(Extracted entries begins)

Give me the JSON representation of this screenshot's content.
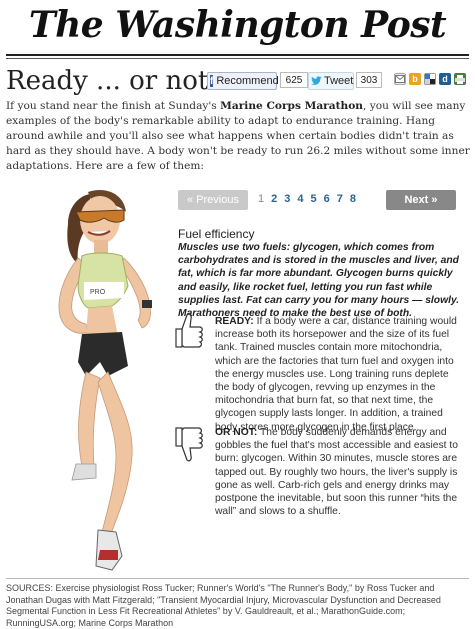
{
  "masthead": {
    "title": "The Washington Post"
  },
  "headline": "Ready ... or not",
  "share": {
    "facebook_label": "Recommend",
    "facebook_count": "625",
    "twitter_label": "Tweet",
    "twitter_count": "303",
    "icons": [
      "email-icon",
      "buzz-icon",
      "delicious-icon",
      "digg-icon",
      "print-icon"
    ]
  },
  "intro": {
    "part1": "If you stand near the finish at Sunday's ",
    "bold": "Marine Corps Marathon",
    "part2": ", you will see many examples of the body's remarkable ability to adapt to endurance training.  Hang around awhile and you'll also see what happens when certain bodies didn't train as hard as they should have. A body won't be ready to run 26.2 miles without some inner adaptations.  Here are a few of them:"
  },
  "pager": {
    "prev": "« Previous",
    "next": "Next »",
    "pages": [
      "1",
      "2",
      "3",
      "4",
      "5",
      "6",
      "7",
      "8"
    ]
  },
  "section": {
    "title": "Fuel efficiency",
    "lead": "Muscles use two fuels: glycogen, which comes from carbohydrates and is stored in the muscles and liver, and fat, which is far more abundant. Glycogen burns quickly and easily, like rocket fuel, letting you run fast while supplies last. Fat can carry you for many hours — slowly. Marathoners need to make the best use of both.",
    "ready_label": "READY:",
    "ready_text": " If a body were a car, distance training would increase both its horsepower and the size of its fuel tank. Trained muscles contain more mitochondria, which are the factories that turn fuel and oxygen into the energy muscles use. Long training runs deplete the body of glycogen, revving up enzymes in the mitochondria that burn fat, so that next time, the glycogen supply lasts longer. In addition, a trained body stores more glycogen in the first place.",
    "notready_label": "OR NOT:",
    "notready_text": " The body suddenly demands energy and gobbles the fuel that's most accessible and easiest to burn: glycogen. Within 30 minutes, muscle stores are tapped out. By roughly two hours, the liver's supply is gone as well. Carb-rich gels and energy drinks may postpone the inevitable, but soon this runner “hits the wall” and slows to a shuffle."
  },
  "sources": "SOURCES: Exercise physiologist Ross Tucker; Runner's World's \"The Runner's Body,\" by Ross Tucker and Jonathan Dugas with Matt Fitzgerald; \"Transient Myocardial Injury, Microvascular Dysfunction and Decreased Segmental Function in Less Fit Recreational Athletes\" by V. Gauldreault, et al.; MarathonGuide.com; RunningUSA.org; Marine Corps Marathon",
  "colors": {
    "link": "#2a6496",
    "facebook": "#3b5998",
    "twitter": "#2fa8e0",
    "next_button": "#888888",
    "prev_button": "#c9c9c9"
  }
}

(Extracted entries ends)

For each line in the data that holds "title", add one to a count, then report that count alone.

2